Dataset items
════════════════
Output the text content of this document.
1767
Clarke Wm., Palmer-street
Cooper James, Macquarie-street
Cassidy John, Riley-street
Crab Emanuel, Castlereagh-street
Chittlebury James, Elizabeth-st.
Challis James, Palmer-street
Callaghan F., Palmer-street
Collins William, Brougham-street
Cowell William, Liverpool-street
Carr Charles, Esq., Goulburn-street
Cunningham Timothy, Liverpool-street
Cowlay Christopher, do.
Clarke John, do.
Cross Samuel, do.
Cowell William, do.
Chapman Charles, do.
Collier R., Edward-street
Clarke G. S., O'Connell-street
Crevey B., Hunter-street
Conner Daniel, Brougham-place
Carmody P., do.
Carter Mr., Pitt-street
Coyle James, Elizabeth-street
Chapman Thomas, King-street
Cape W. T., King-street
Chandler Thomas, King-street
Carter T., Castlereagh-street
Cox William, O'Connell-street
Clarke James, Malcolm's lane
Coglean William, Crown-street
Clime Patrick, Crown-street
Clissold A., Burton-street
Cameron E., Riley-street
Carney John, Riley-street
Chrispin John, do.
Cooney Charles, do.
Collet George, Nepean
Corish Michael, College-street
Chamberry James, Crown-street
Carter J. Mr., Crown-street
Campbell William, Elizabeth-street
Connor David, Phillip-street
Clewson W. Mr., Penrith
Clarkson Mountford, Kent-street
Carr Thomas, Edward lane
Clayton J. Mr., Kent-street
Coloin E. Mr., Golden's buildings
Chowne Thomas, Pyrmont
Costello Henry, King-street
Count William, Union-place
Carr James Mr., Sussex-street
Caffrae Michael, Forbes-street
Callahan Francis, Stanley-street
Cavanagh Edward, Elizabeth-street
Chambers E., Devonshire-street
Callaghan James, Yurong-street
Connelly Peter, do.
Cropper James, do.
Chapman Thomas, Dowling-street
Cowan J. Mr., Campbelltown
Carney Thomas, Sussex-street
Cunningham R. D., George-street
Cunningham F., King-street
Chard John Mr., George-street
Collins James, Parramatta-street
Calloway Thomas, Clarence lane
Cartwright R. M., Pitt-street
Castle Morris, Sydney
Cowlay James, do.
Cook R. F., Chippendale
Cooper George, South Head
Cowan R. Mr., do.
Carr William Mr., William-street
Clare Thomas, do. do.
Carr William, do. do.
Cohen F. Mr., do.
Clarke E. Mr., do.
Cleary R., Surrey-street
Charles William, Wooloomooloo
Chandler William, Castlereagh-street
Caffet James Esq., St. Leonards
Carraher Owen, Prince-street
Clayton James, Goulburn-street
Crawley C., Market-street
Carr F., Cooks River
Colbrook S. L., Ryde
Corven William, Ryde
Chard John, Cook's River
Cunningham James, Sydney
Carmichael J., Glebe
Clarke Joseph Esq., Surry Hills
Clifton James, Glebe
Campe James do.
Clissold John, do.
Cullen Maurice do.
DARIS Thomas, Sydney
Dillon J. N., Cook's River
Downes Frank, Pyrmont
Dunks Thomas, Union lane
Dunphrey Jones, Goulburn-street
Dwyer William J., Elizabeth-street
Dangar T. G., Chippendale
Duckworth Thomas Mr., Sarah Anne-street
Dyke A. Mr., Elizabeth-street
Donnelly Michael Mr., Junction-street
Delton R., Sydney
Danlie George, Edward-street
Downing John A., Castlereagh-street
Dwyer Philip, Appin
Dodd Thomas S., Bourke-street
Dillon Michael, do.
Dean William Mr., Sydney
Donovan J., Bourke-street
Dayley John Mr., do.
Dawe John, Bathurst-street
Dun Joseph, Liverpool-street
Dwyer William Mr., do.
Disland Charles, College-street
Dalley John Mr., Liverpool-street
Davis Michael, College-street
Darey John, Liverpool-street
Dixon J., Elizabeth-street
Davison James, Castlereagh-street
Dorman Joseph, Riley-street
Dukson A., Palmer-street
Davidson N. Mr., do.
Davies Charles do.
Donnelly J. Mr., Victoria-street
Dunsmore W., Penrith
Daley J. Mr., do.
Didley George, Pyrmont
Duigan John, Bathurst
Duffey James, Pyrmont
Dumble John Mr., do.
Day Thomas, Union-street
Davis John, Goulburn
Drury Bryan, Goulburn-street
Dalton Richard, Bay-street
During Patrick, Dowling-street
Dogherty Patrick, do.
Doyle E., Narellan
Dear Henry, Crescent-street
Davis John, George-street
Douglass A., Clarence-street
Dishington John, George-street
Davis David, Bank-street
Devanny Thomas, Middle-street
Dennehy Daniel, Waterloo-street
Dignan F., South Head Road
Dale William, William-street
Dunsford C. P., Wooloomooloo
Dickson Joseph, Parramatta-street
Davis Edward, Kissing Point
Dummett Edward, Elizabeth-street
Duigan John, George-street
════════════════
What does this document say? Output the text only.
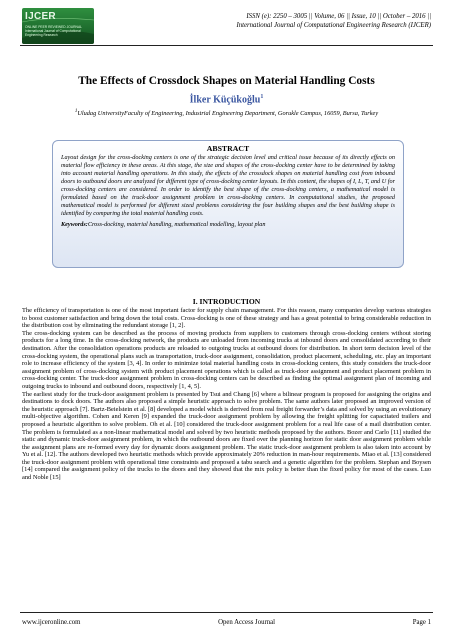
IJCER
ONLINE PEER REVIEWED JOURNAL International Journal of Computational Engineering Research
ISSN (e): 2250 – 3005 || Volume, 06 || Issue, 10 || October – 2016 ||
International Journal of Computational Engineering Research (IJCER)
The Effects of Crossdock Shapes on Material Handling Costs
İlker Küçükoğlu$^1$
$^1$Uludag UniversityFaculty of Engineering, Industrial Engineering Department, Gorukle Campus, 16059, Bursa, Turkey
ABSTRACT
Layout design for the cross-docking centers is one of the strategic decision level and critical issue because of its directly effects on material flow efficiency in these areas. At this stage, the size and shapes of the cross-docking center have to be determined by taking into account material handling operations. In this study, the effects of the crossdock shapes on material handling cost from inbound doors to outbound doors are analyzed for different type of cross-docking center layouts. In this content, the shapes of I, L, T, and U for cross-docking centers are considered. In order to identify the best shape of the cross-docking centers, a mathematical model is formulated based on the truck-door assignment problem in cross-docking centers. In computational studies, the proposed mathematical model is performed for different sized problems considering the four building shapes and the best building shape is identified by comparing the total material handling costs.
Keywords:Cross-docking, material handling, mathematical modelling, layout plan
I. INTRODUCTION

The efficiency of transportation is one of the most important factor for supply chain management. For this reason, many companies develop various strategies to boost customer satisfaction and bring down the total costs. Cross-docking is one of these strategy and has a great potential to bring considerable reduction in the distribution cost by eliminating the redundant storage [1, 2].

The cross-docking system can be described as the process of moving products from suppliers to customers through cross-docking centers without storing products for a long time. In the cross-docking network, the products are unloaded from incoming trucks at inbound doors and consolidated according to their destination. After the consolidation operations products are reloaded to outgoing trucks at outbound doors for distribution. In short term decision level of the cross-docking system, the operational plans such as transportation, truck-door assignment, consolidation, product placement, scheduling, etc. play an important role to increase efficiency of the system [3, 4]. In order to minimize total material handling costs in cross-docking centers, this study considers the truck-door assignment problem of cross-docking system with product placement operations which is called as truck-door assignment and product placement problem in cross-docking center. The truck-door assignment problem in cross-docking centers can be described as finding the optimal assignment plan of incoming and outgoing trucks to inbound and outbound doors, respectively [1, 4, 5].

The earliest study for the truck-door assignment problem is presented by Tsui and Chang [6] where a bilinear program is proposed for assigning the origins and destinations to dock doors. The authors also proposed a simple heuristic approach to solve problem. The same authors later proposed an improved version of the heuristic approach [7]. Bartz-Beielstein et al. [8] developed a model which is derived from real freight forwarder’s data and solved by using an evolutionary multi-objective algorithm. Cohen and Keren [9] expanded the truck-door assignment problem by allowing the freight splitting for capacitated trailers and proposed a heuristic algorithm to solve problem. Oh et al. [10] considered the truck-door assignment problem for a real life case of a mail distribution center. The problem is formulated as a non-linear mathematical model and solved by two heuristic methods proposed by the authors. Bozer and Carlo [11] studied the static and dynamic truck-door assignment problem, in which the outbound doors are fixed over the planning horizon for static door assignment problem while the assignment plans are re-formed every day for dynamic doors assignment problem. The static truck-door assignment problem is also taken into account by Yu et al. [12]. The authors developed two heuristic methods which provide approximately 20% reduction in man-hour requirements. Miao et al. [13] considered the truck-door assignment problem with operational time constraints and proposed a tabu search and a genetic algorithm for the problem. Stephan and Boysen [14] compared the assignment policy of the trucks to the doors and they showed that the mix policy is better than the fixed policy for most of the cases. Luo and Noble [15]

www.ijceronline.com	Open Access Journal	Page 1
════════════════
Each line that has the word "Edward" should be copied.

Collier R., Edward-street
Carr Thomas, Edward lane
Cavanagh Edward, Elizabeth-street
Danlie George, Edward-street
Davis Edward, Kissing Point
Dummett Edward, Elizabeth-street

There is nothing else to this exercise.